Stored items
## Start
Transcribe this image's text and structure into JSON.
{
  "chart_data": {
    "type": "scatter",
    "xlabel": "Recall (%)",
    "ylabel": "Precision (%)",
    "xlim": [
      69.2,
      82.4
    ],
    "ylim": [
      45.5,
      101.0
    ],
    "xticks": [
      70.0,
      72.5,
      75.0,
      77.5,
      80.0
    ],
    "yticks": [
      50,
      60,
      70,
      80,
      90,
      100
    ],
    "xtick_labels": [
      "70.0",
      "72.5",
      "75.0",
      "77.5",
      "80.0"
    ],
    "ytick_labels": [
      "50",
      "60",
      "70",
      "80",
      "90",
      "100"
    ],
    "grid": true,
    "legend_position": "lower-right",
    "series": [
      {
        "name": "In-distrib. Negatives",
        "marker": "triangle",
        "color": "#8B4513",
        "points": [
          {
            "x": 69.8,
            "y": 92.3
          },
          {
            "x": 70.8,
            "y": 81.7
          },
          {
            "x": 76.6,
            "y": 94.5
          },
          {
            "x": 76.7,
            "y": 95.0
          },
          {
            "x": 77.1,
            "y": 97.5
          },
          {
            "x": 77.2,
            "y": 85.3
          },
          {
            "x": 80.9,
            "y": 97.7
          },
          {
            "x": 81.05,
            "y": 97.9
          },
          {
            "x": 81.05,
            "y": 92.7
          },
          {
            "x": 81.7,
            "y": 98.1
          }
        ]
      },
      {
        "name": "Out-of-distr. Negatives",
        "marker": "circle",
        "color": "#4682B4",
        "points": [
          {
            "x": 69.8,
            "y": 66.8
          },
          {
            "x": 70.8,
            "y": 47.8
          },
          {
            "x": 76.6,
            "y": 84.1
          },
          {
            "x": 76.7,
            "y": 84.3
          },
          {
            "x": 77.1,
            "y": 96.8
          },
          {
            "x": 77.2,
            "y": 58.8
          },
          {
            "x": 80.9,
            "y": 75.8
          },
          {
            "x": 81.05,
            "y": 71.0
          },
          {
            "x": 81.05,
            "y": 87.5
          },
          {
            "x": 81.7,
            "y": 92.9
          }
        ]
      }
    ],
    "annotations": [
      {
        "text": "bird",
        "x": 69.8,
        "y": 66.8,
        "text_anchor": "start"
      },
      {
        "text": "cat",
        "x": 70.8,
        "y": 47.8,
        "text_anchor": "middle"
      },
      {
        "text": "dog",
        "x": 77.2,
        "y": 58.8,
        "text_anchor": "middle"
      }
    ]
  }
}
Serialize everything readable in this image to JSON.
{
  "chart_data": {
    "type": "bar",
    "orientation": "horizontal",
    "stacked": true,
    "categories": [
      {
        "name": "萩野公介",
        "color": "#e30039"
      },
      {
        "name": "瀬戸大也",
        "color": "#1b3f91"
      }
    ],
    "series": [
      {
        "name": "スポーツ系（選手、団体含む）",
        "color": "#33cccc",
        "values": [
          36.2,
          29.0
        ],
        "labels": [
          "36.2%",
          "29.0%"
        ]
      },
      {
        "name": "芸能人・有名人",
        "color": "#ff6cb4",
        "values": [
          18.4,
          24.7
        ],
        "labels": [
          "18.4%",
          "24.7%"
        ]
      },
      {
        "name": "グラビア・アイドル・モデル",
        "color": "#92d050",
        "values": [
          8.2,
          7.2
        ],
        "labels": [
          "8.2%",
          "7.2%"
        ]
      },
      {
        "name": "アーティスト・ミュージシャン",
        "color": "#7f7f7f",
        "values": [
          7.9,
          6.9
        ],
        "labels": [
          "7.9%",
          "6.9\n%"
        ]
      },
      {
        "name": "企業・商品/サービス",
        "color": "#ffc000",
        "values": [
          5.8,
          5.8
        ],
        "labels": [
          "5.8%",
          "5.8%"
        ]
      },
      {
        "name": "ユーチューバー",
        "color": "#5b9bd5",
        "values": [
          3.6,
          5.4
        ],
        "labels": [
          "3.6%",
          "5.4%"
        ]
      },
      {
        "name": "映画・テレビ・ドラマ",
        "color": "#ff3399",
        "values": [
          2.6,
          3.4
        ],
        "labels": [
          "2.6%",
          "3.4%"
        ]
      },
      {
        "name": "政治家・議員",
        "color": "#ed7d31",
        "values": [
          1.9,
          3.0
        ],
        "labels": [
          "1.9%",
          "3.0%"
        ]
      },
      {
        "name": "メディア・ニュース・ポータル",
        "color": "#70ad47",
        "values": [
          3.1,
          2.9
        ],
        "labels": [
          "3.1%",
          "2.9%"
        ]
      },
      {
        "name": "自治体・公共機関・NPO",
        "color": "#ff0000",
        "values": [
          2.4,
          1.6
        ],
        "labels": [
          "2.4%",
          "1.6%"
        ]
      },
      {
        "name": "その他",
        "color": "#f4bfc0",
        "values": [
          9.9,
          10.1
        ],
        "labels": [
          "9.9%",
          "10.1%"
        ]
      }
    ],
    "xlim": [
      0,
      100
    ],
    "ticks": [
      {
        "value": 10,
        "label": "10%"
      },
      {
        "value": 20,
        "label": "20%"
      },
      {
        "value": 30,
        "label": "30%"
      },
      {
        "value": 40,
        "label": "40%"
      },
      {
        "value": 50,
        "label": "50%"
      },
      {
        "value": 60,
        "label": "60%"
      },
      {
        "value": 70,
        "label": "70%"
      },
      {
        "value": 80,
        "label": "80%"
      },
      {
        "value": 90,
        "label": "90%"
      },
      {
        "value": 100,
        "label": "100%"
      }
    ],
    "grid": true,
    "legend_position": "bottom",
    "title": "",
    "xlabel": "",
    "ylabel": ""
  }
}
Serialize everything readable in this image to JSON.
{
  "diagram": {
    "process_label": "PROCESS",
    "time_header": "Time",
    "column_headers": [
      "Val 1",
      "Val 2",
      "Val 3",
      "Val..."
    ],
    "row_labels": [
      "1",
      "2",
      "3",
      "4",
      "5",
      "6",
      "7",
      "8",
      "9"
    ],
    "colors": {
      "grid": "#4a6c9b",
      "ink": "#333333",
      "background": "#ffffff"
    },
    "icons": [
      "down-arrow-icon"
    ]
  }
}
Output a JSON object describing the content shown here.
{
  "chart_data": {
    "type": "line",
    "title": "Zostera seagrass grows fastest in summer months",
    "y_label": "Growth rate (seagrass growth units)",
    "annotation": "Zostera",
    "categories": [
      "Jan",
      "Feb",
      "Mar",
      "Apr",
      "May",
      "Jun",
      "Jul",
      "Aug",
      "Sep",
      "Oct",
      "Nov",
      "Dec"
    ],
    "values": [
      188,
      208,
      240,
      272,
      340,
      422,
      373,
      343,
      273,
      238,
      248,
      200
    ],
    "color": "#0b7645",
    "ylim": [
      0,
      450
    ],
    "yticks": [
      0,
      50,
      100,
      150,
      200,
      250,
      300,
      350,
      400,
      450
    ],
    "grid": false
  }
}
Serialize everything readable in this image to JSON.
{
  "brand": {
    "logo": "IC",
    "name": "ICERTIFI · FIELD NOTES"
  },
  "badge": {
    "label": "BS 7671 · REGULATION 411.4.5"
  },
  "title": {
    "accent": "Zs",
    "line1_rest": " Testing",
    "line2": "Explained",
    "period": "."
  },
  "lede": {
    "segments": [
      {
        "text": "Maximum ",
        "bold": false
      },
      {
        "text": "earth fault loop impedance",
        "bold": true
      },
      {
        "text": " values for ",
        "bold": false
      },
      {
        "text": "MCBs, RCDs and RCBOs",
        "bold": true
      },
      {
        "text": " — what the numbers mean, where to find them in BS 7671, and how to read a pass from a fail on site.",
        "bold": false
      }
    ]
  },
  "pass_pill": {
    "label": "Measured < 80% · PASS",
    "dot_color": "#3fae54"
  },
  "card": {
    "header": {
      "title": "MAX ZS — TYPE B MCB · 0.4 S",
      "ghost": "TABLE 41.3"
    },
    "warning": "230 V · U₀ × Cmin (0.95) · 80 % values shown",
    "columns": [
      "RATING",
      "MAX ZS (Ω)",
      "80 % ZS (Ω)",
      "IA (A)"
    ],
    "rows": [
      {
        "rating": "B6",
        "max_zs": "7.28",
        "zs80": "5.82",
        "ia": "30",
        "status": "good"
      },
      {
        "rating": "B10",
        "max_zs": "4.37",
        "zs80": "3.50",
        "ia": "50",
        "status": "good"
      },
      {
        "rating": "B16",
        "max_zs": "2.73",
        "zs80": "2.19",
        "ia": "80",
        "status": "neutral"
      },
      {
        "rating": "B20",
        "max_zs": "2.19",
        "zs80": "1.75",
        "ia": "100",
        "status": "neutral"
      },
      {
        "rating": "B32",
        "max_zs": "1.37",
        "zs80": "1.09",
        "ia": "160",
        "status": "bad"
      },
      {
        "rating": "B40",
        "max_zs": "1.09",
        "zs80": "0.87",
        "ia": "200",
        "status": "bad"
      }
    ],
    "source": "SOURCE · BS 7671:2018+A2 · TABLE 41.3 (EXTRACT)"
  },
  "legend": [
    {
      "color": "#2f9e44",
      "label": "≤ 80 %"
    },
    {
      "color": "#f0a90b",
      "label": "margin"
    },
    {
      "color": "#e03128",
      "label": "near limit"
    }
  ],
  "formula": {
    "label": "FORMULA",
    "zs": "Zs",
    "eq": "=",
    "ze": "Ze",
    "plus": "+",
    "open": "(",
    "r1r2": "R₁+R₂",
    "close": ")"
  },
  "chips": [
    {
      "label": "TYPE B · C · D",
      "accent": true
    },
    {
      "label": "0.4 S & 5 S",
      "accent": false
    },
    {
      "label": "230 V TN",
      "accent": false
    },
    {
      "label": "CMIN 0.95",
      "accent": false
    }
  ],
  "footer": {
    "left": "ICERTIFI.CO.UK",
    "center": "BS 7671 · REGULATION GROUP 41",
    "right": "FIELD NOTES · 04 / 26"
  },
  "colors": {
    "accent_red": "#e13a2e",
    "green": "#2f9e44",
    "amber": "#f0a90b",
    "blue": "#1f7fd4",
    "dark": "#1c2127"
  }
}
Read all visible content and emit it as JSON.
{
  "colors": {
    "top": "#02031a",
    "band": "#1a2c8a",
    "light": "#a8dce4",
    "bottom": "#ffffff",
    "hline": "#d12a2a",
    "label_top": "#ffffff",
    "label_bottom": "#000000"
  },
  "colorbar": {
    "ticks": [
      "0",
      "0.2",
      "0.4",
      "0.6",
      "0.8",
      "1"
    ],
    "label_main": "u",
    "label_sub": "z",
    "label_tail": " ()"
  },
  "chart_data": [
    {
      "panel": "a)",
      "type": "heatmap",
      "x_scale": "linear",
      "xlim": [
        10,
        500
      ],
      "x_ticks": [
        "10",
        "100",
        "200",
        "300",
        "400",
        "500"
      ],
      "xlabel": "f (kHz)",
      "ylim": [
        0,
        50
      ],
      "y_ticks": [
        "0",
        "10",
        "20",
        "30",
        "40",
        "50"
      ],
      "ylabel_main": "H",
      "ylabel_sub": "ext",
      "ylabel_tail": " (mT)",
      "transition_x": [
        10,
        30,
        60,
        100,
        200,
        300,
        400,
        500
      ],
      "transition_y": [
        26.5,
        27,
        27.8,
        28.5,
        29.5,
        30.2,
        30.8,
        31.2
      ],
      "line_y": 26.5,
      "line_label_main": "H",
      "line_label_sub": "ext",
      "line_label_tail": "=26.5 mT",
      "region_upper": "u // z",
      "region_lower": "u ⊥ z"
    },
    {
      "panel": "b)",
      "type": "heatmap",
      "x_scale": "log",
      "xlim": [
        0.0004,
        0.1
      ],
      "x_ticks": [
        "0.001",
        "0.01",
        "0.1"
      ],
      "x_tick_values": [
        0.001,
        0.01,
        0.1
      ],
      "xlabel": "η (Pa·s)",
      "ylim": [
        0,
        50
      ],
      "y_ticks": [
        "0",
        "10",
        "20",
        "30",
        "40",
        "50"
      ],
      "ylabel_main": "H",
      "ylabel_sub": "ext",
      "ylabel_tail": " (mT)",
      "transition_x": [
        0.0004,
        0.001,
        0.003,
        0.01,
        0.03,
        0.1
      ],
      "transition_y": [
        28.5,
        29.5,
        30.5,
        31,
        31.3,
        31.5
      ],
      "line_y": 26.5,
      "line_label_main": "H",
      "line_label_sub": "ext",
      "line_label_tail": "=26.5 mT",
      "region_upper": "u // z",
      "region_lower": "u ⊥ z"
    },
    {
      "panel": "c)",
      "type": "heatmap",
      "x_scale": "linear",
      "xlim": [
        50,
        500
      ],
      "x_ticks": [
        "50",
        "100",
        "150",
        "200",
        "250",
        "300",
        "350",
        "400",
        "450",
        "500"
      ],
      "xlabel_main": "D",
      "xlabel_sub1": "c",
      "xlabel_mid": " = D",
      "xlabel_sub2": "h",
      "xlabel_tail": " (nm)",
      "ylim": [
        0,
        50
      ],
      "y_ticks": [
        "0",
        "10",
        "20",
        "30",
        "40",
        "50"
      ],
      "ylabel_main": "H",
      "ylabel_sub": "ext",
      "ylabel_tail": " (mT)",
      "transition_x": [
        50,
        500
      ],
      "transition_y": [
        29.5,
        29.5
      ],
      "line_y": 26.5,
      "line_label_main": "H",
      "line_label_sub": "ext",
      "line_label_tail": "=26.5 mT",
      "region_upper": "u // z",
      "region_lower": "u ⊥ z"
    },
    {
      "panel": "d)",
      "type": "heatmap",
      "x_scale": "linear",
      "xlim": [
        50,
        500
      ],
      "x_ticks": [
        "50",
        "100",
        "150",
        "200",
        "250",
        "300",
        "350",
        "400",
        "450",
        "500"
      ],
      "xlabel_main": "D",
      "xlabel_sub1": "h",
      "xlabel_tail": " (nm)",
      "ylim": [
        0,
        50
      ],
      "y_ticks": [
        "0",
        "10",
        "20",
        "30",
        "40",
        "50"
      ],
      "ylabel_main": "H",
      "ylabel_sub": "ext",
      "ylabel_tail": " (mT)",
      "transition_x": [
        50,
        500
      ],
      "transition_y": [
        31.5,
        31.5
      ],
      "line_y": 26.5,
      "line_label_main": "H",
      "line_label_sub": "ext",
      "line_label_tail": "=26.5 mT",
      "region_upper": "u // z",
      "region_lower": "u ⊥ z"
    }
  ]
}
## End
Goal: Using the listing above, list every line in which the string "right" occurs.

Expected output:
    "legend_position": "lower-right",
    "right": "FIELD NOTES · 04 / 26"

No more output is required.